**Data rows**:
· · · · ·

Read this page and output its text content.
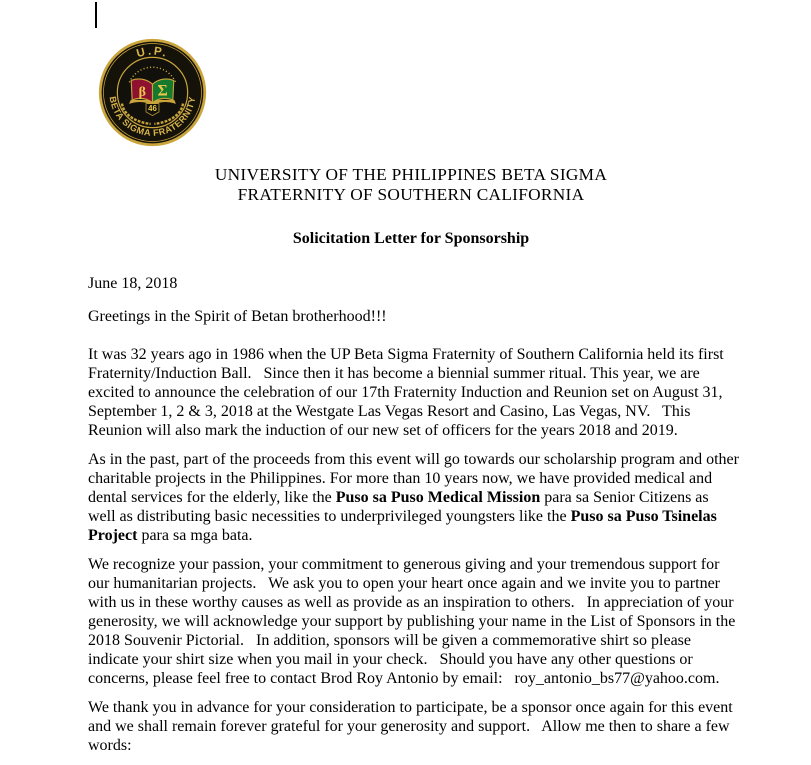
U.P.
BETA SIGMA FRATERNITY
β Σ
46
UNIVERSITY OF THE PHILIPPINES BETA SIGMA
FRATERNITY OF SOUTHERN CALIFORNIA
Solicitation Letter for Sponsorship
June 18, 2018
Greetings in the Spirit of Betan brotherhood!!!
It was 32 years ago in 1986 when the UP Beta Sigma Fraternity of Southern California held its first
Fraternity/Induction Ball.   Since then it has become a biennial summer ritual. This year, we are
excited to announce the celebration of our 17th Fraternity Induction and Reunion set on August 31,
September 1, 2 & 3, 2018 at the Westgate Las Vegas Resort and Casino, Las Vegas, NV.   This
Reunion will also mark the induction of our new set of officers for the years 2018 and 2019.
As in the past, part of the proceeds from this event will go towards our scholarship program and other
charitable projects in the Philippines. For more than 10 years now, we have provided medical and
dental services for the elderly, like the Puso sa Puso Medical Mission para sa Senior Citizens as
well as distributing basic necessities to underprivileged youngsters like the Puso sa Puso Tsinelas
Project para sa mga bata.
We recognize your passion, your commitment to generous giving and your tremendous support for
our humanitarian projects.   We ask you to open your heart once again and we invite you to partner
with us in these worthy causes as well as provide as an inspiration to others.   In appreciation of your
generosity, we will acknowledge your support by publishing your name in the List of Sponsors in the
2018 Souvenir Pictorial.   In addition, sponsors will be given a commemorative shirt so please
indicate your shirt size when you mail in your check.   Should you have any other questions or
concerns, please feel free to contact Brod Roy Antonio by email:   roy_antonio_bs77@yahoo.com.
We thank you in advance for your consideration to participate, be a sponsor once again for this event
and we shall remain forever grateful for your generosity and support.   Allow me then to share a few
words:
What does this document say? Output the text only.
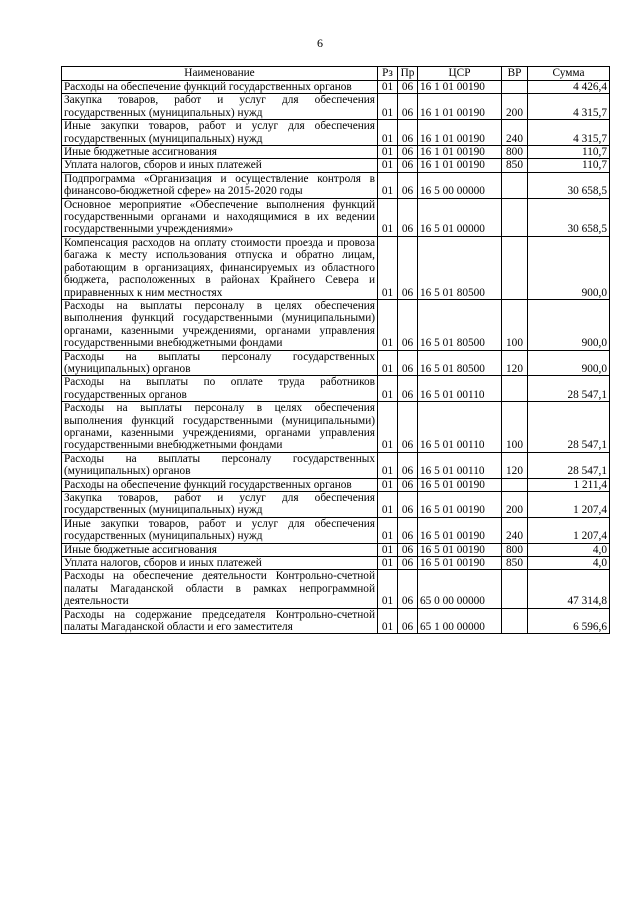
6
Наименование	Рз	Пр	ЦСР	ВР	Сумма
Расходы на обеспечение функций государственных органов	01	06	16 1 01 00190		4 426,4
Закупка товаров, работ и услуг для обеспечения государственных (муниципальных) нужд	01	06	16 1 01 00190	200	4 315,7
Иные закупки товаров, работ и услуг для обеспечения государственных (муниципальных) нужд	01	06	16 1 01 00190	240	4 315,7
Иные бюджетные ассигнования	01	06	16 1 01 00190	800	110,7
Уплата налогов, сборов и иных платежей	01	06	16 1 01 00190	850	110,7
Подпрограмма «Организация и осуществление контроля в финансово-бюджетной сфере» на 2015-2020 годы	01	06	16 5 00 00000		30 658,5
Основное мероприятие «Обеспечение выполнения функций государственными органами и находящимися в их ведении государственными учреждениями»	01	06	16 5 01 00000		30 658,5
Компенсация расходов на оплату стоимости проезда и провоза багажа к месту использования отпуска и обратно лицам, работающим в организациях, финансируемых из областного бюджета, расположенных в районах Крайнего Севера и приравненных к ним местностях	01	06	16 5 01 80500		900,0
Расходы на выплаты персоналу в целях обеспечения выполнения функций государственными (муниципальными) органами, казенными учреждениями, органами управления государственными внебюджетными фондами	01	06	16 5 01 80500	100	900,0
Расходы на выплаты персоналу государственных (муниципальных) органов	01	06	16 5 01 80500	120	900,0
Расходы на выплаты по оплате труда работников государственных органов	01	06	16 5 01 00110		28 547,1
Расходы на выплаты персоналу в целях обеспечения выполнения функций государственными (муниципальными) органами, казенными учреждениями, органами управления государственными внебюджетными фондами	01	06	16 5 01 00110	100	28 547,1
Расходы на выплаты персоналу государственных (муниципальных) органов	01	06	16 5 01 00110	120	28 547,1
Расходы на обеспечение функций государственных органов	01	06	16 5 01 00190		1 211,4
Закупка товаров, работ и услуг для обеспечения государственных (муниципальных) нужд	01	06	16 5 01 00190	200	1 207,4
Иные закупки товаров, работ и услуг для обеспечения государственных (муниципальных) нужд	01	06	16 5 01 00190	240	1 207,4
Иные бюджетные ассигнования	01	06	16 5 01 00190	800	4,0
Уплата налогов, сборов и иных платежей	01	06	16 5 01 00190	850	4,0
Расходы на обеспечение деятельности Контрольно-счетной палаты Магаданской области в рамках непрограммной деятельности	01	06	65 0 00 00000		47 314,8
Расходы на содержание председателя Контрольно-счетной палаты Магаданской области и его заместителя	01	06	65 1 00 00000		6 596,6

· · · · ·

**Description of the task**: Go through the records and copy each line with "Puso" in it.

**Finished task**:
dental services for the elderly, like the Puso sa Puso Medical Mission para sa Senior Citizens as
well as distributing basic necessities to underprivileged youngsters like the Puso sa Puso Tsinelas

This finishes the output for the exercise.